== Written exercise ==
Reproduce all of the material below line for line, without any change, and leave out the picture.

☆ ☆ ☆ ☆

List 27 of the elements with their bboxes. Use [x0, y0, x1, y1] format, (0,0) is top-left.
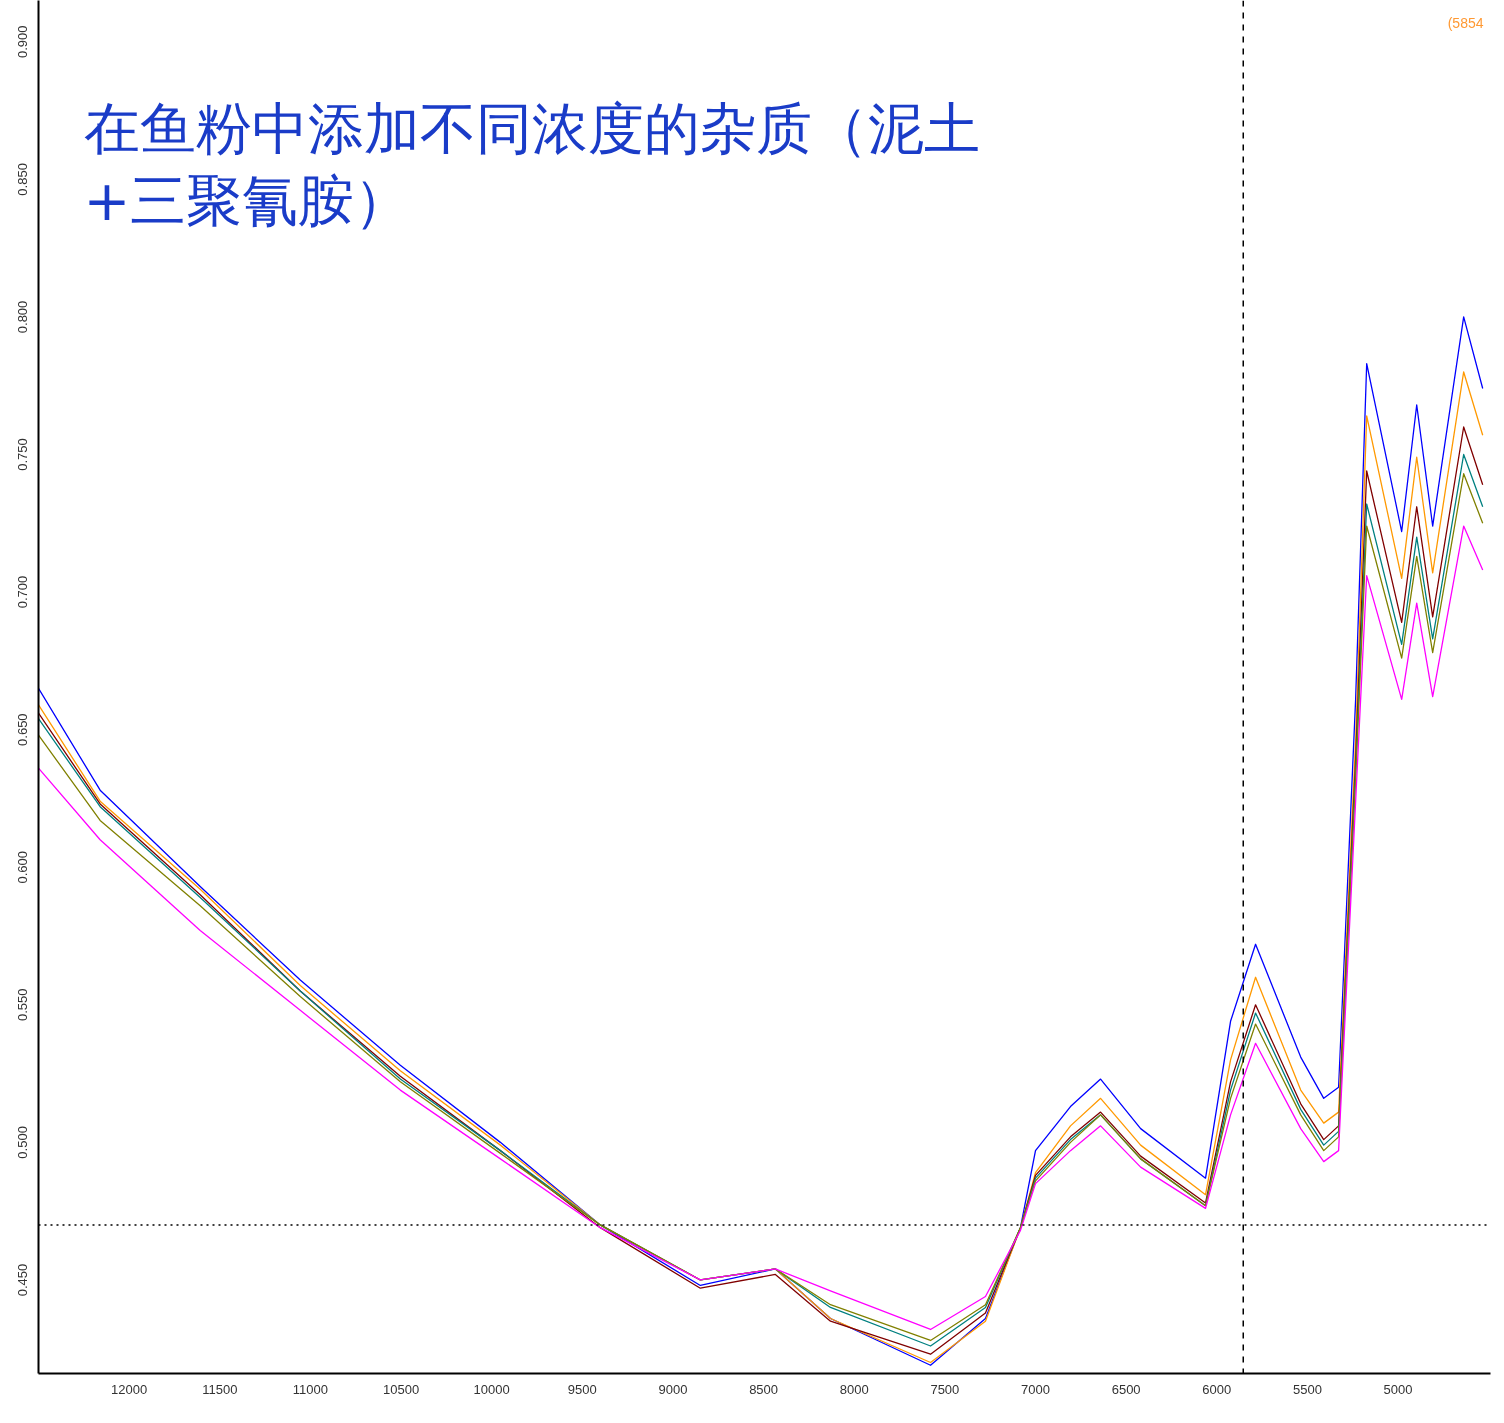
x-tick-label: 9000 [658, 1381, 688, 1397]
y-tick-label: 0.800 [15, 300, 31, 334]
annotation: (5854 [1447, 14, 1484, 31]
y-tick-label: 0.600 [15, 850, 31, 884]
y-tick-label: 0.700 [15, 575, 31, 609]
x-tick-label: 6500 [1111, 1381, 1141, 1397]
x-tick-label: 10000 [473, 1381, 510, 1397]
y-tick-label: 0.650 [15, 713, 31, 746]
text: 在鱼粉中添加不同浓度的杂质（泥土+三聚氰胺） [83, 95, 980, 233]
x-tick-label: 11500 [202, 1381, 238, 1397]
x-tick-label: 5000 [1383, 1381, 1413, 1397]
y-tick-label: 0.850 [15, 163, 31, 196]
x-tick-label: 10500 [382, 1381, 420, 1397]
y-tick-label: 0.550 [15, 988, 31, 1022]
x-tick-label: 8000 [839, 1381, 869, 1397]
x-tick-label: 6000 [1202, 1381, 1232, 1397]
x-tick-label: 5500 [1292, 1381, 1322, 1397]
x-tick-label: 12000 [111, 1381, 148, 1397]
y-tick-label: 0.450 [15, 1263, 31, 1297]
x-tick-label: 9500 [567, 1381, 597, 1397]
x-tick-label: 7500 [930, 1381, 960, 1397]
x-tick-label: 8500 [749, 1381, 779, 1397]
x-tick-label: 7000 [1021, 1381, 1050, 1397]
x-tick-label: 11000 [292, 1381, 329, 1397]
y-tick-label: 0.750 [15, 438, 31, 471]
y-tick-label: 0.900 [15, 25, 31, 59]
y-tick-label: 0.500 [15, 1126, 31, 1159]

☆ ☆ ☆ ☆

== Final result ==
List 27 of the elements with their bboxes. Use [x0, y0, x1, y1] format, (0,0) is top-left.
x-tick-label: 9000 [658, 1381, 688, 1397]
y-tick-label: 0.800 [15, 300, 31, 334]
annotation: (5854 [1447, 14, 1484, 31]
y-tick-label: 0.600 [15, 850, 31, 884]
y-tick-label: 0.700 [15, 575, 31, 609]
x-tick-label: 6500 [1111, 1381, 1141, 1397]
x-tick-label: 10000 [473, 1381, 510, 1397]
y-tick-label: 0.650 [15, 713, 31, 746]
text: 在鱼粉中添加不同浓度的杂质（泥土+三聚氰胺） [83, 95, 980, 233]
x-tick-label: 11500 [202, 1381, 238, 1397]
x-tick-label: 5000 [1383, 1381, 1413, 1397]
y-tick-label: 0.850 [15, 163, 31, 196]
x-tick-label: 10500 [382, 1381, 420, 1397]
y-tick-label: 0.550 [15, 988, 31, 1022]
x-tick-label: 8000 [839, 1381, 869, 1397]
x-tick-label: 6000 [1202, 1381, 1232, 1397]
x-tick-label: 5500 [1292, 1381, 1322, 1397]
x-tick-label: 12000 [111, 1381, 148, 1397]
y-tick-label: 0.450 [15, 1263, 31, 1297]
x-tick-label: 9500 [567, 1381, 597, 1397]
x-tick-label: 7500 [930, 1381, 960, 1397]
x-tick-label: 8500 [749, 1381, 779, 1397]
x-tick-label: 7000 [1021, 1381, 1050, 1397]
x-tick-label: 11000 [292, 1381, 329, 1397]
y-tick-label: 0.750 [15, 438, 31, 471]
y-tick-label: 0.900 [15, 25, 31, 59]
y-tick-label: 0.500 [15, 1126, 31, 1159]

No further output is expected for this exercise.